WRITTEN EXERCISE: Reproduce all entries precisely, down to the last character.

[Start of DATASET RECORDS]

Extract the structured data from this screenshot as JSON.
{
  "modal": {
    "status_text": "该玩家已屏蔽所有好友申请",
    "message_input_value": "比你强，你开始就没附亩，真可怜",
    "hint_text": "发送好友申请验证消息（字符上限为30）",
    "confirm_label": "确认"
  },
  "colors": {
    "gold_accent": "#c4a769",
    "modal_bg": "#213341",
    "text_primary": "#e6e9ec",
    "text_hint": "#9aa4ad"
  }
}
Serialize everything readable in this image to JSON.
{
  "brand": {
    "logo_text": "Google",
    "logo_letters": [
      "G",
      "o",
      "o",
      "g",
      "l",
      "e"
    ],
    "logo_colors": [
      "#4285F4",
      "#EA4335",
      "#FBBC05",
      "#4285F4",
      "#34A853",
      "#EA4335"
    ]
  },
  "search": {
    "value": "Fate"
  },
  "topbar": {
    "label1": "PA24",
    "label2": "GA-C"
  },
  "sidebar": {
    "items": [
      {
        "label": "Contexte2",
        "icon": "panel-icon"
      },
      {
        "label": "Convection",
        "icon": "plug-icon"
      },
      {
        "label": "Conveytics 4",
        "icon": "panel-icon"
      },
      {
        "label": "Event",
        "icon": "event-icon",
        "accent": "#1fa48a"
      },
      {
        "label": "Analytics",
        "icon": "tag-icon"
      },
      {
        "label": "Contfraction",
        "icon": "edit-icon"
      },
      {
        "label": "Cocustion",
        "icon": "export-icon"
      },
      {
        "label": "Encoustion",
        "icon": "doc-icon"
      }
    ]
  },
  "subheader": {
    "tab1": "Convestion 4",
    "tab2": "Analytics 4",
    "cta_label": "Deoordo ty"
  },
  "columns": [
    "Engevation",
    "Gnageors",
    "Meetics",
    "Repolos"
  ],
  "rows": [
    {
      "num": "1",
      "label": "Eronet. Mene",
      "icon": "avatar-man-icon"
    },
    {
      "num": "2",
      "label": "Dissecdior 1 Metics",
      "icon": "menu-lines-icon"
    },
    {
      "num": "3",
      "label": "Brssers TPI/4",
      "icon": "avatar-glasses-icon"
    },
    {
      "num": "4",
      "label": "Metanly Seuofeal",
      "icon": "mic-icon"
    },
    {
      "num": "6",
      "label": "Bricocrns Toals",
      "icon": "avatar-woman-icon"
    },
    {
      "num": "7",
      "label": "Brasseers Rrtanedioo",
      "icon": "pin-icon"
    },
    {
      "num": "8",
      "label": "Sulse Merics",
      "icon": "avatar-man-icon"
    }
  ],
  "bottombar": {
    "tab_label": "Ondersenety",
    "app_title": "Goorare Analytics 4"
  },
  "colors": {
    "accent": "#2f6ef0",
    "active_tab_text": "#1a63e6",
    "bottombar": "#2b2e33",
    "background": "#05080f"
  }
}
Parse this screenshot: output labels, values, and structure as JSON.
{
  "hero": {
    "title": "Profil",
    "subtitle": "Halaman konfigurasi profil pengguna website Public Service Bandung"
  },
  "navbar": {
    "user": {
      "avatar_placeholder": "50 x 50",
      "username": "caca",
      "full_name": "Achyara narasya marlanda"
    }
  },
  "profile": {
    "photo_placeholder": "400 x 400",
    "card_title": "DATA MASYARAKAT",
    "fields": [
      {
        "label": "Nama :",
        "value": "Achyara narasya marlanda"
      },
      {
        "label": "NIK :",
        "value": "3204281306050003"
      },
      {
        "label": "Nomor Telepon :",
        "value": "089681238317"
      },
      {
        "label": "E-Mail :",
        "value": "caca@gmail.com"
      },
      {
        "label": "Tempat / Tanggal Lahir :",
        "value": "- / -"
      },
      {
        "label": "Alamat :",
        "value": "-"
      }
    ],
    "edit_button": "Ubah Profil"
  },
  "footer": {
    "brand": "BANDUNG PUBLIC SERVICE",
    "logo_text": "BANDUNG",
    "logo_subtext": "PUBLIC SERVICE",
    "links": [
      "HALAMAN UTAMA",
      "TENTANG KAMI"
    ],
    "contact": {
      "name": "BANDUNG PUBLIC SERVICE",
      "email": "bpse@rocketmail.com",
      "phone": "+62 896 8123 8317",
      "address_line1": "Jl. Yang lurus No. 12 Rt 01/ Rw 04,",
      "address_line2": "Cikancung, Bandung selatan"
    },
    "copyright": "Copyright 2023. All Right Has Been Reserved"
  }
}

[End of DATASET RECORDS]

SOLUTION BELOW:
Extract the structured data from this screenshot as JSON.
{
  "modal": {
    "status_text": "该玩家已屏蔽所有好友申请",
    "message_input_value": "比你强，你开始就没附亩，真可怜",
    "hint_text": "发送好友申请验证消息（字符上限为30）",
    "confirm_label": "确认"
  },
  "colors": {
    "gold_accent": "#c4a769",
    "modal_bg": "#213341",
    "text_primary": "#e6e9ec",
    "text_hint": "#9aa4ad"
  }
}
Serialize everything readable in this image to JSON.
{
  "brand": {
    "logo_text": "Google",
    "logo_letters": [
      "G",
      "o",
      "o",
      "g",
      "l",
      "e"
    ],
    "logo_colors": [
      "#4285F4",
      "#EA4335",
      "#FBBC05",
      "#4285F4",
      "#34A853",
      "#EA4335"
    ]
  },
  "search": {
    "value": "Fate"
  },
  "topbar": {
    "label1": "PA24",
    "label2": "GA-C"
  },
  "sidebar": {
    "items": [
      {
        "label": "Contexte2",
        "icon": "panel-icon"
      },
      {
        "label": "Convection",
        "icon": "plug-icon"
      },
      {
        "label": "Conveytics 4",
        "icon": "panel-icon"
      },
      {
        "label": "Event",
        "icon": "event-icon",
        "accent": "#1fa48a"
      },
      {
        "label": "Analytics",
        "icon": "tag-icon"
      },
      {
        "label": "Contfraction",
        "icon": "edit-icon"
      },
      {
        "label": "Cocustion",
        "icon": "export-icon"
      },
      {
        "label": "Encoustion",
        "icon": "doc-icon"
      }
    ]
  },
  "subheader": {
    "tab1": "Convestion 4",
    "tab2": "Analytics 4",
    "cta_label": "Deoordo ty"
  },
  "columns": [
    "Engevation",
    "Gnageors",
    "Meetics",
    "Repolos"
  ],
  "rows": [
    {
      "num": "1",
      "label": "Eronet. Mene",
      "icon": "avatar-man-icon"
    },
    {
      "num": "2",
      "label": "Dissecdior 1 Metics",
      "icon": "menu-lines-icon"
    },
    {
      "num": "3",
      "label": "Brssers TPI/4",
      "icon": "avatar-glasses-icon"
    },
    {
      "num": "4",
      "label": "Metanly Seuofeal",
      "icon": "mic-icon"
    },
    {
      "num": "6",
      "label": "Bricocrns Toals",
      "icon": "avatar-woman-icon"
    },
    {
      "num": "7",
      "label": "Brasseers Rrtanedioo",
      "icon": "pin-icon"
    },
    {
      "num": "8",
      "label": "Sulse Merics",
      "icon": "avatar-man-icon"
    }
  ],
  "bottombar": {
    "tab_label": "Ondersenety",
    "app_title": "Goorare Analytics 4"
  },
  "colors": {
    "accent": "#2f6ef0",
    "active_tab_text": "#1a63e6",
    "bottombar": "#2b2e33",
    "background": "#05080f"
  }
}
Parse this screenshot: output labels, values, and structure as JSON.
{
  "hero": {
    "title": "Profil",
    "subtitle": "Halaman konfigurasi profil pengguna website Public Service Bandung"
  },
  "navbar": {
    "user": {
      "avatar_placeholder": "50 x 50",
      "username": "caca",
      "full_name": "Achyara narasya marlanda"
    }
  },
  "profile": {
    "photo_placeholder": "400 x 400",
    "card_title": "DATA MASYARAKAT",
    "fields": [
      {
        "label": "Nama :",
        "value": "Achyara narasya marlanda"
      },
      {
        "label": "NIK :",
        "value": "3204281306050003"
      },
      {
        "label": "Nomor Telepon :",
        "value": "089681238317"
      },
      {
        "label": "E-Mail :",
        "value": "caca@gmail.com"
      },
      {
        "label": "Tempat / Tanggal Lahir :",
        "value": "- / -"
      },
      {
        "label": "Alamat :",
        "value": "-"
      }
    ],
    "edit_button": "Ubah Profil"
  },
  "footer": {
    "brand": "BANDUNG PUBLIC SERVICE",
    "logo_text": "BANDUNG",
    "logo_subtext": "PUBLIC SERVICE",
    "links": [
      "HALAMAN UTAMA",
      "TENTANG KAMI"
    ],
    "contact": {
      "name": "BANDUNG PUBLIC SERVICE",
      "email": "bpse@rocketmail.com",
      "phone": "+62 896 8123 8317",
      "address_line1": "Jl. Yang lurus No. 12 Rt 01/ Rw 04,",
      "address_line2": "Cikancung, Bandung selatan"
    },
    "copyright": "Copyright 2023. All Right Has Been Reserved"
  }
}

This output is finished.